TASK OBJECTIVE — Exactly repeat the full listing that follows.

Stored entries

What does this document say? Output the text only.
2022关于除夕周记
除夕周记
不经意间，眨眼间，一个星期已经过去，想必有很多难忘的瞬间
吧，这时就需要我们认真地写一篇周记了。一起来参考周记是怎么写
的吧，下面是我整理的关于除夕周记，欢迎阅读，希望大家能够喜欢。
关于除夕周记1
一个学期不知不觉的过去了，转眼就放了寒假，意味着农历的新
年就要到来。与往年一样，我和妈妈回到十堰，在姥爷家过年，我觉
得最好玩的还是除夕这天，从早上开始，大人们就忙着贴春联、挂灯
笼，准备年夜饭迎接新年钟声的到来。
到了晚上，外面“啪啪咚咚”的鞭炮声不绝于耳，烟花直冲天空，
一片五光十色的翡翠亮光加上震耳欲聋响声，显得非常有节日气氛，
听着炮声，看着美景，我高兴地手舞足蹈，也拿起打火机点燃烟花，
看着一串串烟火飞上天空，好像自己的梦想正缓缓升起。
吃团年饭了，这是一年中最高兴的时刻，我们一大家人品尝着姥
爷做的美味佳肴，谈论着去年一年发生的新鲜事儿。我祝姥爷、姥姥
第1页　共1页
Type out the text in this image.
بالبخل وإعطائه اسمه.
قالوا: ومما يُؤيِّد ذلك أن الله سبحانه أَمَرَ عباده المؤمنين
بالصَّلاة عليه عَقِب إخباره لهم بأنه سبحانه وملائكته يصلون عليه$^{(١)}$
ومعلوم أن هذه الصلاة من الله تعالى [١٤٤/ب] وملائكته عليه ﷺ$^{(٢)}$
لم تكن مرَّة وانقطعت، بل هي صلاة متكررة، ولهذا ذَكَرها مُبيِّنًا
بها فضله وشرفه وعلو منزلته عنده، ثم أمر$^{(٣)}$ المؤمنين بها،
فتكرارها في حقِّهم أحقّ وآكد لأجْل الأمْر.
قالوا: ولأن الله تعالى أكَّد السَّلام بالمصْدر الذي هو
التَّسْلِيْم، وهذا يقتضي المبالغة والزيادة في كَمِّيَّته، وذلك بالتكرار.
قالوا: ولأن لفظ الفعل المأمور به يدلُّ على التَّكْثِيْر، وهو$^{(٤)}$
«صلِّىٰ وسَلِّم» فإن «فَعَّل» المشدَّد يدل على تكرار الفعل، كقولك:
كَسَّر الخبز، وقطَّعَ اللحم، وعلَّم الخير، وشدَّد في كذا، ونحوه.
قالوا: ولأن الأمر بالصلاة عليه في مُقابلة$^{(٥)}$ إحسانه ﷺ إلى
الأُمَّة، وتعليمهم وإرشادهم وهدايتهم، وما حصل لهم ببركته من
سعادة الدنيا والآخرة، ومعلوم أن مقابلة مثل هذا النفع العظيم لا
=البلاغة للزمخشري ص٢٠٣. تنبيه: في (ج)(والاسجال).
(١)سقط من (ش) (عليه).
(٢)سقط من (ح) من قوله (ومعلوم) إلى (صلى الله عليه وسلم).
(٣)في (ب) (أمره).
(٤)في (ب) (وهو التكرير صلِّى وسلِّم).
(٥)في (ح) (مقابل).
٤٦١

SOLUTION TO THE PROBLEM —
What does this document say? Output the text only.
2022关于除夕周记
除夕周记
不经意间，眨眼间，一个星期已经过去，想必有很多难忘的瞬间
吧，这时就需要我们认真地写一篇周记了。一起来参考周记是怎么写
的吧，下面是我整理的关于除夕周记，欢迎阅读，希望大家能够喜欢。
关于除夕周记1
一个学期不知不觉的过去了，转眼就放了寒假，意味着农历的新
年就要到来。与往年一样，我和妈妈回到十堰，在姥爷家过年，我觉
得最好玩的还是除夕这天，从早上开始，大人们就忙着贴春联、挂灯
笼，准备年夜饭迎接新年钟声的到来。
到了晚上，外面“啪啪咚咚”的鞭炮声不绝于耳，烟花直冲天空，
一片五光十色的翡翠亮光加上震耳欲聋响声，显得非常有节日气氛，
听着炮声，看着美景，我高兴地手舞足蹈，也拿起打火机点燃烟花，
看着一串串烟火飞上天空，好像自己的梦想正缓缓升起。
吃团年饭了，这是一年中最高兴的时刻，我们一大家人品尝着姥
爷做的美味佳肴，谈论着去年一年发生的新鲜事儿。我祝姥爷、姥姥
第1页　共1页
Type out the text in this image.
بالبخل وإعطائه اسمه.
قالوا: ومما يُؤيِّد ذلك أن الله سبحانه أَمَرَ عباده المؤمنين
بالصَّلاة عليه عَقِب إخباره لهم بأنه سبحانه وملائكته يصلون عليه$^{(١)}$
ومعلوم أن هذه الصلاة من الله تعالى [١٤٤/ب] وملائكته عليه ﷺ$^{(٢)}$
لم تكن مرَّة وانقطعت، بل هي صلاة متكررة، ولهذا ذَكَرها مُبيِّنًا
بها فضله وشرفه وعلو منزلته عنده، ثم أمر$^{(٣)}$ المؤمنين بها،
فتكرارها في حقِّهم أحقّ وآكد لأجْل الأمْر.
قالوا: ولأن الله تعالى أكَّد السَّلام بالمصْدر الذي هو
التَّسْلِيْم، وهذا يقتضي المبالغة والزيادة في كَمِّيَّته، وذلك بالتكرار.
قالوا: ولأن لفظ الفعل المأمور به يدلُّ على التَّكْثِيْر، وهو$^{(٤)}$
«صلِّىٰ وسَلِّم» فإن «فَعَّل» المشدَّد يدل على تكرار الفعل، كقولك:
كَسَّر الخبز، وقطَّعَ اللحم، وعلَّم الخير، وشدَّد في كذا، ونحوه.
قالوا: ولأن الأمر بالصلاة عليه في مُقابلة$^{(٥)}$ إحسانه ﷺ إلى
الأُمَّة، وتعليمهم وإرشادهم وهدايتهم، وما حصل لهم ببركته من
سعادة الدنيا والآخرة، ومعلوم أن مقابلة مثل هذا النفع العظيم لا
=البلاغة للزمخشري ص٢٠٣. تنبيه: في (ج)(والاسجال).
(١)سقط من (ش) (عليه).
(٢)سقط من (ح) من قوله (ومعلوم) إلى (صلى الله عليه وسلم).
(٣)في (ب) (أمره).
(٤)في (ب) (وهو التكرير صلِّى وسلِّم).
(٥)في (ح) (مقابل).
٤٦١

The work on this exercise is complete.